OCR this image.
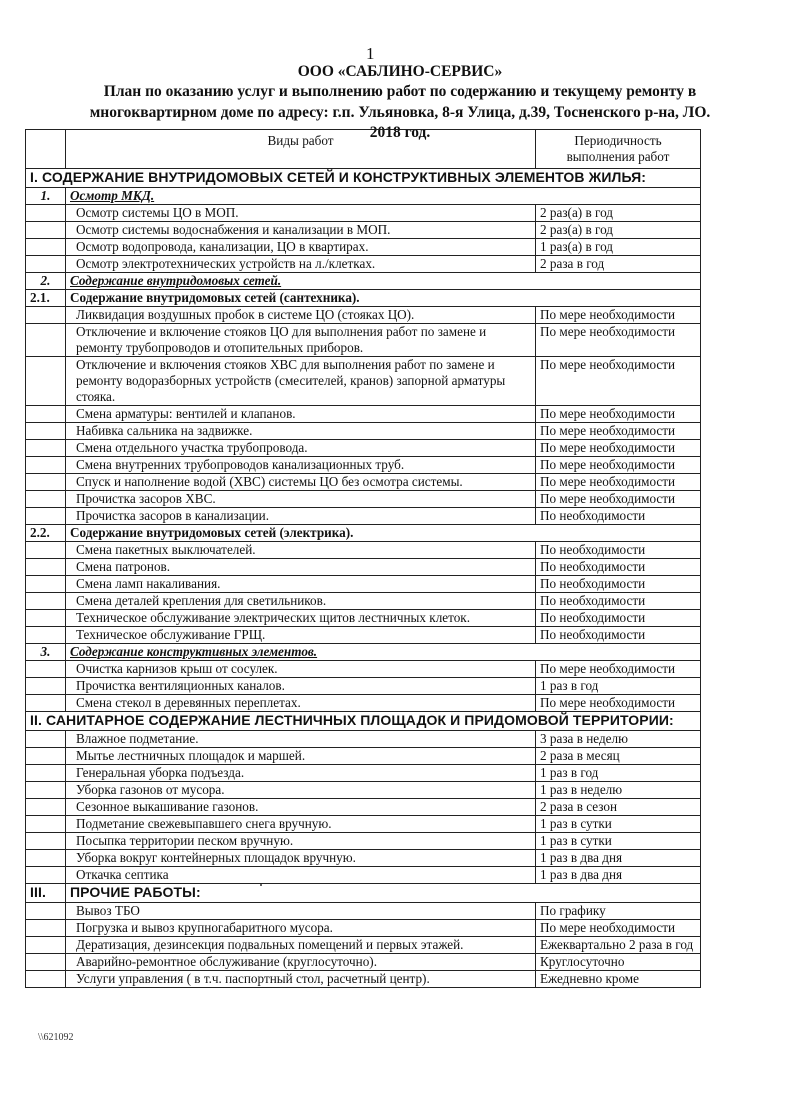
1
ООО «САБЛИНО-СЕРВИС»
План по оказанию услуг и выполнению работ по содержанию и текущему ремонту в
многоквартирном доме по адресу: г.п. Ульяновка, 8-я Улица, д.39, Тосненского р-на, ЛО.
2018 год.
	Виды работ	Периодичность
выполнения работ

I. СОДЕРЖАНИЕ ВНУТРИДОМОВЫХ СЕТЕЙ И КОНСТРУКТИВНЫХ ЭЛЕМЕНТОВ ЖИЛЬЯ:		
1.	Осмотр МКД.	
	Осмотр системы ЦО в МОП.	2 раз(а) в год
	Осмотр системы водоснабжения и канализации в МОП.	2 раз(а) в год
	Осмотр водопровода, канализации, ЦО в квартирах.	1 раз(а) в год
	Осмотр электротехнических устройств на л./клетках.	2 раза в год
2.	Содержание внутридомовых сетей.	
2.1.	Содержание внутридомовых сетей (сантехника).	
	Ликвидация воздушных пробок в системе ЦО (стояках ЦО).	По мере необходимости
	Отключение и включение стояков ЦО для выполнения работ по замене и ремонту трубопроводов и отопительных приборов.	По мере необходимости
	Отключение и включения стояков ХВС для выполнения работ по замене и ремонту водоразборных устройств (смесителей, кранов) запорной арматуры стояка.	По мере необходимости
	Смена арматуры: вентилей и клапанов.	По мере необходимости
	Набивка сальника на задвижке.	По мере необходимости
	Смена отдельного участка трубопровода.	По мере необходимости
	Смена внутренних трубопроводов канализационных труб.	По мере необходимости
	Спуск и наполнение водой (ХВС) системы ЦО без осмотра системы.	По мере необходимости
	Прочистка засоров ХВС.	По мере необходимости
	Прочистка засоров в канализации.	По необходимости
2.2.	Содержание внутридомовых сетей (электрика).	
	Смена пакетных выключателей.	По необходимости
	Смена патронов.	По необходимости
	Смена ламп накаливания.	По необходимости
	Смена деталей крепления для светильников.	По необходимости
	Техническое обслуживание электрических щитов лестничных клеток.	По необходимости
	Техническое обслуживание ГРЩ.	По необходимости
3.	Содержание конструктивных элементов.	
	Очистка карнизов крыш от сосулек.	По мере необходимости
	Прочистка вентиляционных каналов.	1 раз в год
	Смена стекол в деревянных переплетах.	По мере необходимости
II. САНИТАРНОЕ СОДЕРЖАНИЕ ЛЕСТНИЧНЫХ ПЛОЩАДОК И ПРИДОМОВОЙ ТЕРРИТОРИИ:		
	Влажное подметание.	3 раза в неделю
	Мытье лестничных площадок и маршей.	2 раза в месяц
	Генеральная уборка подъезда.	1 раз в год
	Уборка газонов от мусора.	1 раз в неделю
	Сезонное выкашивание газонов.	2 раза в сезон
	Подметание свежевыпавшего снега вручную.	1 раз в сутки
	Посыпка территории песком вручную.	1 раз в сутки
	Уборка вокруг контейнерных площадок вручную.	1 раз в два дня
	Откачка септика	1 раз в два дня
III.	ПРОЧИЕ РАБОТЫ:	
	Вывоз ТБО	По графику
	Погрузка и вывоз крупногабаритного мусора.	По мере необходимости
	Дератизация, дезинсекция подвальных помещений и первых этажей.	Ежеквартально 2 раза в год
	Аварийно-ремонтное обслуживание (круглосуточно).	Круглосуточно
	Услуги управления ( в т.ч. паспортный стол, расчетный центр).	Ежедневно кроме
\\621092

| Task instructions |
Only the number is wanted: how many lines of these entries contain the string "арматуры"?

| Written response |
2